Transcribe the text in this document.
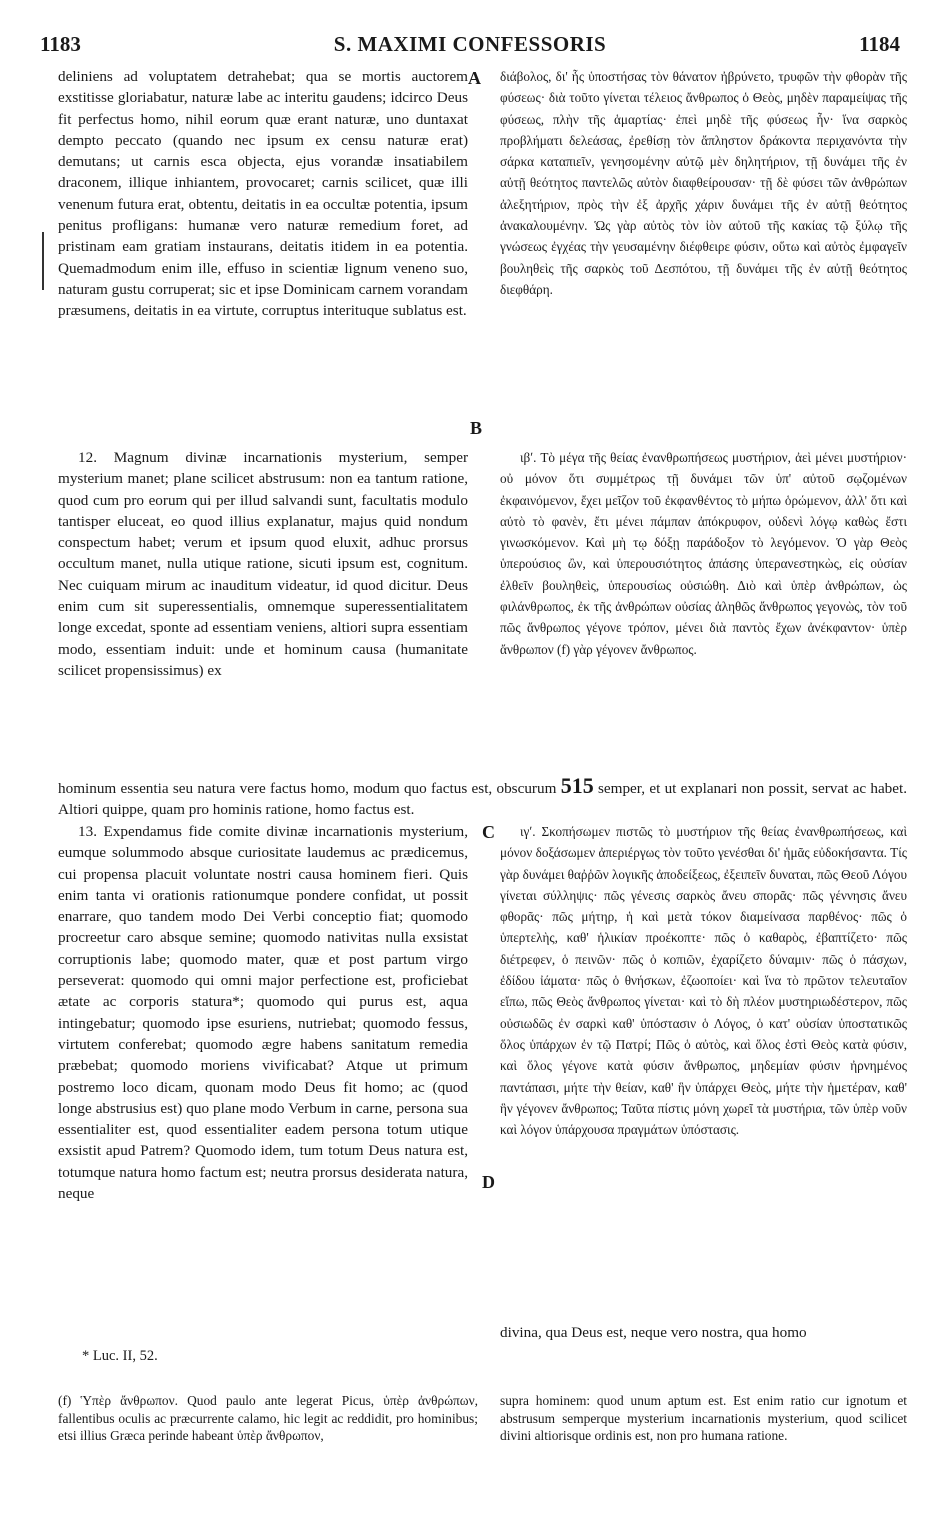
1183	S. MAXIMI CONFESSORIS	1184

deliniens ad voluptatem detrahebat; qua se mortis auctorem exstitisse gloriabatur, naturæ labe ac interitu gaudens; idcirco Deus fit perfectus homo, nihil eorum quæ erant naturæ, uno duntaxat dempto peccato (quando nec ipsum ex censu naturæ erat) demutans; ut carnis esca objecta, ejus vorandæ insatiabilem draconem, illique inhiantem, provocaret; carnis scilicet, quæ illi venenum futura erat, obtentu, deitatis in ea occultæ potentia, ipsum penitus profligans: humanæ vero naturæ remedium foret, ad pristinam eam gratiam instaurans, deitatis itidem in ea potentia. Quemadmodum enim ille, effuso in scientiæ lignum veneno suo, naturam gustu corruperat; sic et ipse Dominicam carnem vorandam præsumens, deitatis in ea virtute, corruptus interituque sublatus est.

διάβολος, δι' ἧς ὑποστήσας τὸν θάνατον ἠβρύνετο, τρυφῶν τὴν φθορὰν τῆς φύσεως· διὰ τοῦτο γίνεται τέλειος ἄνθρωπος ὁ Θεὸς, μηδὲν παραμείψας τῆς φύσεως, πλὴν τῆς ἁμαρτίας· ἐπεὶ μηδὲ τῆς φύσεως ἦν· ἵνα σαρκὸς προβλήματι δελεάσας, ἐρεθίσῃ τὸν ἄπληστον δράκοντα περιχανόντα τὴν σάρκα καταπιεῖν, γενησομένην αὐτῷ μὲν δηλητήριον, τῇ δυνάμει τῆς ἐν αὐτῇ θεότητος παντελῶς αὐτὸν διαφθείρουσαν· τῇ δὲ φύσει τῶν ἀνθρώπων ἀλεξητήριον, πρὸς τὴν ἐξ ἀρχῆς χάριν δυνάμει τῆς ἐν αὐτῇ θεότητος ἀνακαλουμένην. Ὡς γὰρ αὐτὸς τὸν ἰὸν αὐτοῦ τῆς κακίας τῷ ξύλῳ τῆς γνώσεως ἐγχέας τὴν γευσαμένην διέφθειρε φύσιν, οὕτω καὶ αὐτὸς ἐμφαγεῖν βουληθεὶς τῆς σαρκὸς τοῦ Δεσπότου, τῇ δυνάμει τῆς ἐν αὐτῇ θεότητος διεφθάρη.

A
B

12. Magnum divinæ incarnationis mysterium, semper mysterium manet; plane scilicet abstrusum: non ea tantum ratione, quod cum pro eorum qui per illud salvandi sunt, facultatis modulo tantisper eluceat, eo quod illius explanatur, majus quid nondum conspectum habet; verum et ipsum quod eluxit, adhuc prorsus occultum manet, nulla utique ratione, sicuti ipsum est, cognitum. Nec cuiquam mirum ac inauditum videatur, id quod dicitur. Deus enim cum sit superessentialis, omnemque superessentialitatem longe excedat, sponte ad essentiam veniens, altiori supra essentiam modo, essentiam induit: unde et hominum causa (humanitate scilicet propensissimus) ex

ιβʹ. Τὸ μέγα τῆς θείας ἐνανθρωπήσεως μυστήριον, ἀεὶ μένει μυστήριον· οὐ μόνον ὅτι συμμέτρως τῇ δυνάμει τῶν ὑπ' αὐτοῦ σῳζομένων ἐκφαινόμενον, ἔχει μεῖζον τοῦ ἐκφανθέντος τὸ μήπω ὁρώμενον, ἀλλ' ὅτι καὶ αὐτὸ τὸ φανὲν, ἔτι μένει πάμπαν ἀπόκρυφον, οὐδενὶ λόγῳ καθὼς ἔστι γινωσκόμενον. Καὶ μὴ τῳ δόξῃ παράδοξον τὸ λεγόμενον. Ὁ γὰρ Θεὸς ὑπερούσιος ὢν, καὶ ὑπερουσιότητος ἁπάσης ὑπερανεστηκὼς, εἰς οὐσίαν ἐλθεῖν βουληθεὶς, ὑπερουσίως οὐσιώθη. Διὸ καὶ ὑπὲρ ἀνθρώπων, ὡς φιλάνθρωπος, ἐκ τῆς ἀνθρώπων οὐσίας ἀληθῶς ἄνθρωπος γεγονὼς, τὸν τοῦ πῶς ἄνθρωπος γέγονε τρόπον, μένει διὰ παντὸς ἔχων ἀνέκφαντον· ὑπὲρ ἄνθρωπον (f) γὰρ γέγονεν ἄνθρωπος.

hominum essentia seu natura vere factus homo, modum quo factus est, obscurum 515 semper, et ut explanari non possit, servat ac habet. Altiori quippe, quam pro hominis ratione, homo factus est.
C

13. Expendamus fide comite divinæ incarnationis mysterium, eumque solummodo absque curiositate laudemus ac prædicemus, cui propensa placuit voluntate nostri causa hominem fieri. Quis enim tanta vi orationis rationumque pondere confidat, ut possit enarrare, quo tandem modo Dei Verbi conceptio fiat; quomodo procreetur caro absque semine; quomodo nativitas nulla exsistat corruptionis labe; quomodo mater, quæ et post partum virgo perseverat: quomodo qui omni major perfectione est, proficiebat ætate ac corporis statura*; quomodo qui purus est, aqua intingebatur; quomodo ipse esuriens, nutriebat; quomodo fessus, virtutem conferebat; quomodo ægre habens sanitatum remedia præbebat; quomodo moriens vivificabat? Atque ut primum postremo loco dicam, quonam modo Deus fit homo; ac (quod longe abstrusius est) quo plane modo Verbum in carne, persona sua essentialiter est, quod essentialiter eadem persona totum utique exsistit apud Patrem? Quomodo idem, tum totum Deus natura est, totumque natura homo factum est; neutra prorsus desiderata natura, neque

ιγʹ. Σκοπήσωμεν πιστῶς τὸ μυστήριον τῆς θείας ἐνανθρωπήσεως, καὶ μόνον δοξάσωμεν ἀπεριέργως τὸν τοῦτο γενέσθαι δι' ἡμᾶς εὐδοκήσαντα. Τίς γὰρ δυνάμει θαῤῥῶν λογικῆς ἀποδείξεως, ἐξειπεῖν δυναται, πῶς Θεοῦ Λόγου γίνεται σύλληψις· πῶς γένεσις σαρκὸς ἄνευ σπορᾶς· πῶς γέννησις ἄνευ φθορᾶς· πῶς μήτηρ, ἡ καὶ μετὰ τόκον διαμείνασα παρθένος· πῶς ὁ ὑπερτελὴς, καθ' ἡλικίαν προέκοπτε· πῶς ὁ καθαρὸς, ἐβαπτίζετο· πῶς διέτρεφεν, ὁ πεινῶν· πῶς ὁ κοπιῶν, ἐχαρίζετο δύναμιν· πῶς ὁ πάσχων, ἐδίδου ἰάματα· πῶς ὁ θνήσκων, ἐζωοποίει· καὶ ἵνα τὸ πρῶτον τελευταῖον εἴπω, πῶς Θεὸς ἄνθρωπος γίνεται· καὶ τὸ δὴ πλέον μυστηριωδέστερον, πῶς οὐσιωδῶς ἐν σαρκὶ καθ' ὑπόστασιν ὁ Λόγος, ὁ κατ' οὐσίαν ὑποστατικῶς ὅλος ὑπάρχων ἐν τῷ Πατρί; Πῶς ὁ αὐτὸς, καὶ ὅλος ἐστὶ Θεὸς κατὰ φύσιν, καὶ ὅλος γέγονε κατὰ φύσιν ἄνθρωπος, μηδεμίαν φύσιν ἠρνημένος παντάπασι, μήτε τὴν θείαν, καθ' ἣν ὑπάρχει Θεὸς, μήτε τὴν ἡμετέραν, καθ' ἣν γέγονεν ἄνθρωπος; Ταῦτα πίστις μόνη χωρεῖ τὰ μυστήρια, τῶν ὑπὲρ νοῦν καὶ λόγον ὑπάρχουσα πραγμάτων ὑπόστασις.

D
divina, qua Deus est, neque vero nostra, qua homo
* Luc. II, 52.
(f) Ὑπὲρ ἄνθρωπον. Quod paulo ante legerat Picus, ὑπὲρ ἀνθρώπων, fallentibus oculis ac præcurrente calamo, hic legit ac reddidit, pro hominibus; etsi illius Græca perinde habeant ὑπὲρ ἄνθρωπον,
supra hominem: quod unum aptum est. Est enim ratio cur ignotum et abstrusum semperque mysterium incarnationis mysterium, quod scilicet divini altiorisque ordinis est, non pro humana ratione.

^^^^

-- Required work --
Show the lines from the data above that contain the string "abstrusum".

-- Exercise answer --
12. Magnum divinæ incarnationis mysterium, semper mysterium manet; plane scilicet abstrusum: non ea tantum ratione, quod cum pro eorum qui per illud salvandi sunt, facultatis modulo tantisper eluceat, eo quod illius explanatur, majus quid nondum conspectum habet; verum et ipsum quod eluxit, adhuc prorsus occultum manet, nulla utique ratione, sicuti ipsum est, cognitum. Nec cuiquam mirum ac inauditum videatur, id quod dicitur. Deus enim cum sit superessentialis, omnemque superessentialitatem longe excedat, sponte ad essentiam veniens, altiori supra essentiam modo, essentiam induit: unde et hominum causa (humanitate scilicet propensissimus) ex
supra hominem: quod unum aptum est. Est enim ratio cur ignotum et abstrusum semperque mysterium incarnationis mysterium, quod scilicet divini altiorisque ordinis est, non pro humana ratione.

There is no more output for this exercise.